Dataset items
>> BEGIN

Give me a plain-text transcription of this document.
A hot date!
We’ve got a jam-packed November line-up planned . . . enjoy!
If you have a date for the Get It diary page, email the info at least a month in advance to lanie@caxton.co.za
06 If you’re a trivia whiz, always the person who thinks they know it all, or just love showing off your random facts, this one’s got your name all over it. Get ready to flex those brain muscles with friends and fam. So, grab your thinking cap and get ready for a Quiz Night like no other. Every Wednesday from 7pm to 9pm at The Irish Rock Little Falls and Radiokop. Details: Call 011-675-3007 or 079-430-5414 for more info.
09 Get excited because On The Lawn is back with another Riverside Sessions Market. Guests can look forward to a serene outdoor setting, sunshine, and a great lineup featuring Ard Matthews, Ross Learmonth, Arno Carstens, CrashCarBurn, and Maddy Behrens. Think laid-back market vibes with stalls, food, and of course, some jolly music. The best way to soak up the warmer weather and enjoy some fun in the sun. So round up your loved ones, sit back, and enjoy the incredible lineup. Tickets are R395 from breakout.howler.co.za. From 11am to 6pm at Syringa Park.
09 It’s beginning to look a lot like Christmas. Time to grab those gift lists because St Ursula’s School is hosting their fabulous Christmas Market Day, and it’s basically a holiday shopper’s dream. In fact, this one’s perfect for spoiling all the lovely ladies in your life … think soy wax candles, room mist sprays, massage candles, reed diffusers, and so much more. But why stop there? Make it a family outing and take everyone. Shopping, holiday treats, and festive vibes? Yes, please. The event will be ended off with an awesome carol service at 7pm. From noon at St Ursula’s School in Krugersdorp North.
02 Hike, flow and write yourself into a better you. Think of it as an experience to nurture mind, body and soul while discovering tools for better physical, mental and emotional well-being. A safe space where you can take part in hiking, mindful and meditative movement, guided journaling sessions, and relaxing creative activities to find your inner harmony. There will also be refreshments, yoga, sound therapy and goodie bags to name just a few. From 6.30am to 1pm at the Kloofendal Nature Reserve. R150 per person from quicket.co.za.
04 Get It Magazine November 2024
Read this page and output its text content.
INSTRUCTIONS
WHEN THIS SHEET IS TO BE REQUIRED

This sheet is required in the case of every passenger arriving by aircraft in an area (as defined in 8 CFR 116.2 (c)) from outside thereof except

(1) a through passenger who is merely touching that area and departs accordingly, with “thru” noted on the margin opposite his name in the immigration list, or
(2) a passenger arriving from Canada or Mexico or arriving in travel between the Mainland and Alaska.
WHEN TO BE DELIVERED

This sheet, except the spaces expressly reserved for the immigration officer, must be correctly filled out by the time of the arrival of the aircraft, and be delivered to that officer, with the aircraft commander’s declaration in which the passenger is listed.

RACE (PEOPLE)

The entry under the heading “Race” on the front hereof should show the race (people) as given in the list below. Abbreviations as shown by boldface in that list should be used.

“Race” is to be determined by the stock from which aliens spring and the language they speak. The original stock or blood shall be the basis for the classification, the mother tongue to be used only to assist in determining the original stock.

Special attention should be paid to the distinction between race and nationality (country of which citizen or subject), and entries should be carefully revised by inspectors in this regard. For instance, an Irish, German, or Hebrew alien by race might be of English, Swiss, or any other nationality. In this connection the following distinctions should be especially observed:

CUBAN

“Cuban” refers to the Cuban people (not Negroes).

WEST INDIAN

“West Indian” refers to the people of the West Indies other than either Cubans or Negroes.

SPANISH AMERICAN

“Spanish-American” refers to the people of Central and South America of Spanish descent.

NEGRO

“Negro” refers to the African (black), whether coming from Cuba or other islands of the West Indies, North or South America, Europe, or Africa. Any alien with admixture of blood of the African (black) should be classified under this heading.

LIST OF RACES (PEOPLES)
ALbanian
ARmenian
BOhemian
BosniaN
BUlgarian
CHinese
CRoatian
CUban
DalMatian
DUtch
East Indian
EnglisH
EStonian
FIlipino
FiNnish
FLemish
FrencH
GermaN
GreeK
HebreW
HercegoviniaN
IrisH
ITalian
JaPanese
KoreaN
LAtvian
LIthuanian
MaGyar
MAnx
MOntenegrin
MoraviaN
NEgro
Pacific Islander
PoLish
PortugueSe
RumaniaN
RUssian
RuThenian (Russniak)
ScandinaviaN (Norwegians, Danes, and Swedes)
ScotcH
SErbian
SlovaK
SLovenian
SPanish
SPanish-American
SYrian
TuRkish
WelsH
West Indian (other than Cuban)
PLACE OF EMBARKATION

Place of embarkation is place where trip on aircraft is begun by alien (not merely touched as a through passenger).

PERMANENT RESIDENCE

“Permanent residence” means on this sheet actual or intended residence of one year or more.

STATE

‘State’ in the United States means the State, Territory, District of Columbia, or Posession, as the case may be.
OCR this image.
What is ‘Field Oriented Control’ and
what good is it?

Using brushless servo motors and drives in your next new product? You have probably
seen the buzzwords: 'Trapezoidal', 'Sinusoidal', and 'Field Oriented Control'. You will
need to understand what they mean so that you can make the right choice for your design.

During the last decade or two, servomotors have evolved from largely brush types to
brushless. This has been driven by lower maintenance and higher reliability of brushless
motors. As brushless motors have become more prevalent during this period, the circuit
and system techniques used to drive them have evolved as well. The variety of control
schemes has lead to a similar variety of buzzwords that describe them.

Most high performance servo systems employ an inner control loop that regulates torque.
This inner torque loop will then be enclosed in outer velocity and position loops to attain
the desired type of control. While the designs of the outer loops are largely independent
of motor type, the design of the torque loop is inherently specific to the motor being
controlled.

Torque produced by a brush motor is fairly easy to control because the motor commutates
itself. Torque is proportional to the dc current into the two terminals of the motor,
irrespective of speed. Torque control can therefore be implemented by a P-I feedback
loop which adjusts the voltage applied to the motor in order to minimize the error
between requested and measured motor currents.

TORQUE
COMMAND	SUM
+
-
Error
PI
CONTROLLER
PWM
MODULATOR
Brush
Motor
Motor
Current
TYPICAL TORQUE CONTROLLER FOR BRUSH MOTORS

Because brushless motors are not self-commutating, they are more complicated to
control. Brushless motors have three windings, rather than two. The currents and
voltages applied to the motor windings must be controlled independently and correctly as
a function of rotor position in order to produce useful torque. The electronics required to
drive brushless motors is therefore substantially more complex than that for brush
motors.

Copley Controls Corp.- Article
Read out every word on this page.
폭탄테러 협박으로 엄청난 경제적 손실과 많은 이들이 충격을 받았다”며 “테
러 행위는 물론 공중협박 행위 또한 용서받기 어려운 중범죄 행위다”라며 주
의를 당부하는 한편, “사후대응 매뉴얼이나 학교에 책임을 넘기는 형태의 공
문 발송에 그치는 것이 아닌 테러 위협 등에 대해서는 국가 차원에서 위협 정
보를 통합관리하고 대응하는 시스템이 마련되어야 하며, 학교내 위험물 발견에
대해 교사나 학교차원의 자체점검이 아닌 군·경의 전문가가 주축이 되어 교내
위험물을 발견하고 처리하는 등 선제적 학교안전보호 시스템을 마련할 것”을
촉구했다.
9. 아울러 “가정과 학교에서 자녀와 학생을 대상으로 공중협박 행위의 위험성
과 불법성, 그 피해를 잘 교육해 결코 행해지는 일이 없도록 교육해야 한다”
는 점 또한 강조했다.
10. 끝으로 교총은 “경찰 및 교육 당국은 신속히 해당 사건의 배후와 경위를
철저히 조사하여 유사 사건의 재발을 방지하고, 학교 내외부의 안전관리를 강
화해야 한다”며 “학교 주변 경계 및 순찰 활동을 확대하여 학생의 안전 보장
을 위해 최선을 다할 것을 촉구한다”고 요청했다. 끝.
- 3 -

>> END

## Problem description:
Wherever a line in the data above holds "refers", copy that line.

## The result:
“Cuban” refers to the Cuban people (not Negroes).
“West Indian” refers to the people of the West Indies other than either Cubans or Negroes.
“Spanish-American” refers to the people of Central and South America of Spanish descent.
“Negro” refers to the African (black), whether coming from Cuba or other islands of the West Indies, North or South America, Europe, or Africa. Any alien with admixture of blood of the African (black) should be classified under this heading.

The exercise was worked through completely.